(Records that describe figures)

>> BEGIN

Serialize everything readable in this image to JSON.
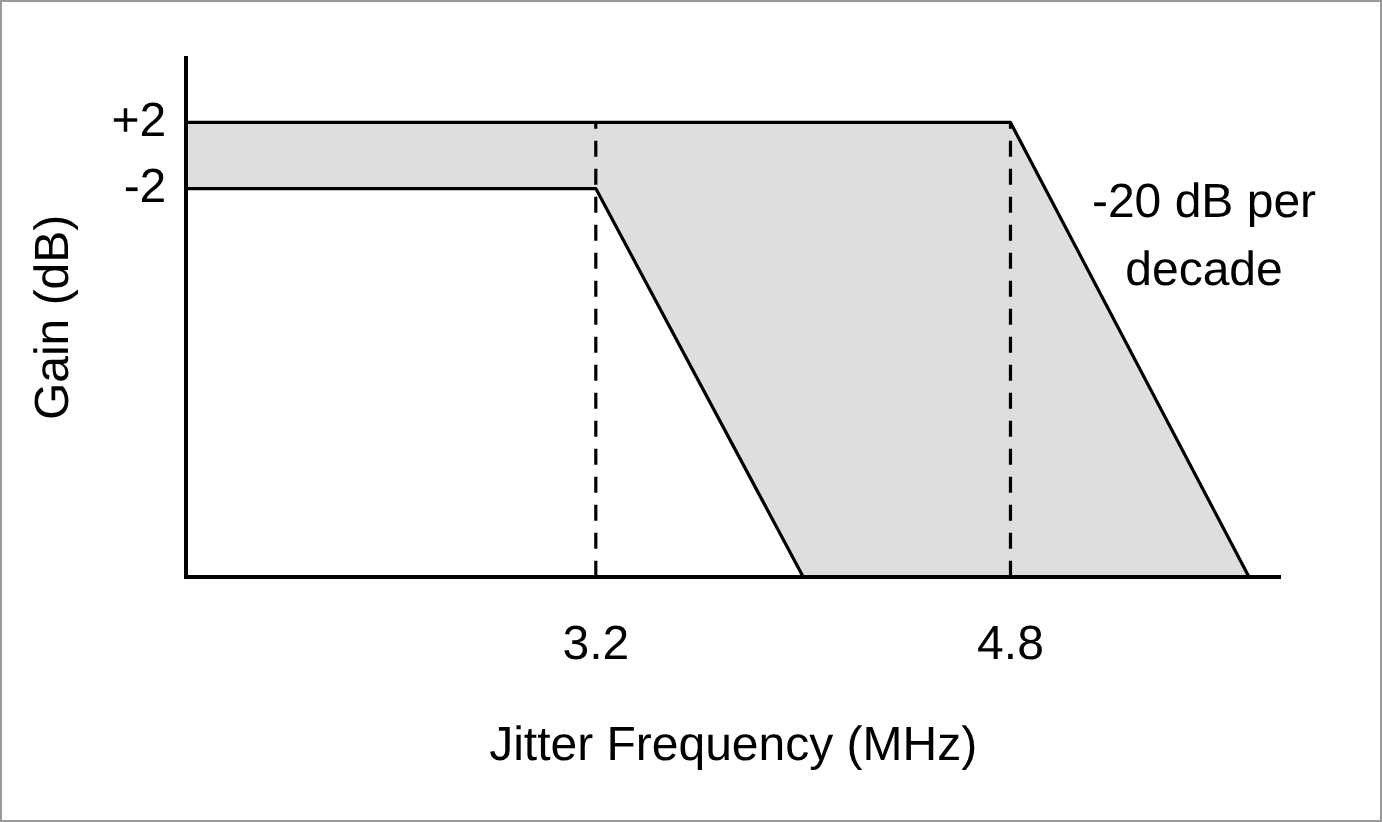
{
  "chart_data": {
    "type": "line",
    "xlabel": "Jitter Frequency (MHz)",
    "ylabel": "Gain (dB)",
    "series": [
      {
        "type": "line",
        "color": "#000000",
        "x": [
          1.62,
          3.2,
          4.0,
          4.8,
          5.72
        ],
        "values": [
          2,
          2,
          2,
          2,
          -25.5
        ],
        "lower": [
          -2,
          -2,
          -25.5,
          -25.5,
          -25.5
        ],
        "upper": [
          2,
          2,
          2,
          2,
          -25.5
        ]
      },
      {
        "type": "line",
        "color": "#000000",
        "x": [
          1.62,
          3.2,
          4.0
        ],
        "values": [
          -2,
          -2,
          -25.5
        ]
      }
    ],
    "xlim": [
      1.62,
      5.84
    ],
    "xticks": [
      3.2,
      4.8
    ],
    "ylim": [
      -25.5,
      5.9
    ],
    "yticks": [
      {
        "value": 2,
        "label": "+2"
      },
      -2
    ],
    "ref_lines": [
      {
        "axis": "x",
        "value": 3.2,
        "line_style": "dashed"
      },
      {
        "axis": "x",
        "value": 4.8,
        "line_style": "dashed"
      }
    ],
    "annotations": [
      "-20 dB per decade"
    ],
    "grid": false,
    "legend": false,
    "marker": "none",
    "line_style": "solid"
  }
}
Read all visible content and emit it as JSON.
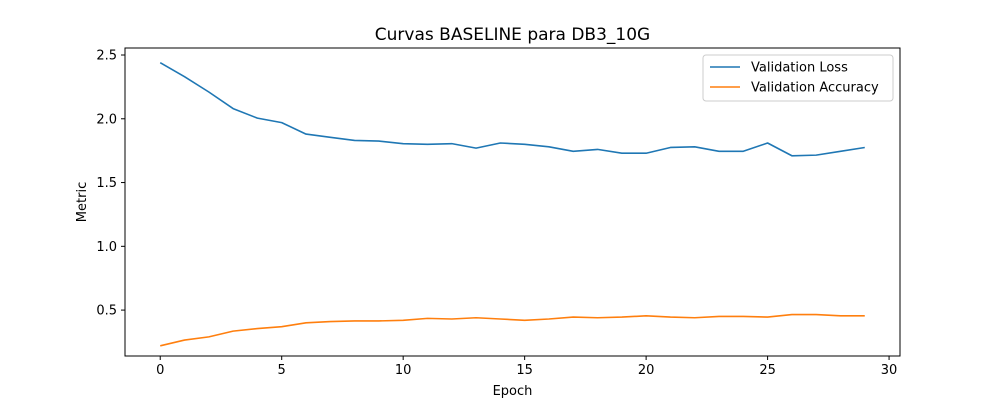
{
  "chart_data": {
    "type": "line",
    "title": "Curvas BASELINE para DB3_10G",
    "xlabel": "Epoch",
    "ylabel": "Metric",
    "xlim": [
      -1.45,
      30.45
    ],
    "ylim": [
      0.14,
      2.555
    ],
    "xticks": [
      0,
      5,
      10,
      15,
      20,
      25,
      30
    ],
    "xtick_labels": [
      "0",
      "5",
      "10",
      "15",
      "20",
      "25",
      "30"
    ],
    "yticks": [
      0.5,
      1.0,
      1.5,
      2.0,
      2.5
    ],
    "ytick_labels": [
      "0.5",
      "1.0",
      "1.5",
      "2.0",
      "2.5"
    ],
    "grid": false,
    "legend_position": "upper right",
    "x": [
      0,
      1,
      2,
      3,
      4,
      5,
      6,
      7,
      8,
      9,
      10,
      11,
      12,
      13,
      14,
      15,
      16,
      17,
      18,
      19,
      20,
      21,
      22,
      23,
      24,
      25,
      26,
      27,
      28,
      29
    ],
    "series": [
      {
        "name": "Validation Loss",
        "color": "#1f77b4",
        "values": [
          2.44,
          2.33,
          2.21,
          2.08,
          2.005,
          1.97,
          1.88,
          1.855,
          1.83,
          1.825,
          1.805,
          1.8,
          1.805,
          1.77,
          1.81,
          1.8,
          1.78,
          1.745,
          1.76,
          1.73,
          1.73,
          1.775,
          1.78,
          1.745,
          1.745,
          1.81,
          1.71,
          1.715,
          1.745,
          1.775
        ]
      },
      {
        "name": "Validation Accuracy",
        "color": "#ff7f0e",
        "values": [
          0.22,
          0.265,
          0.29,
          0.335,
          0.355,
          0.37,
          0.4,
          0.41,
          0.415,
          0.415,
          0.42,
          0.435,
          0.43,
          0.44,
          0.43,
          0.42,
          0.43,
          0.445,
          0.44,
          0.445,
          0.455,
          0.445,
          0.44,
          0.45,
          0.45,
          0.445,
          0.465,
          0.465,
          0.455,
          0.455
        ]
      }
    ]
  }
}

>> END

Please list every line of the records that contains "JSON".

Serialize everything readable in this image to JSON.
Read all visible content and emit it as JSON.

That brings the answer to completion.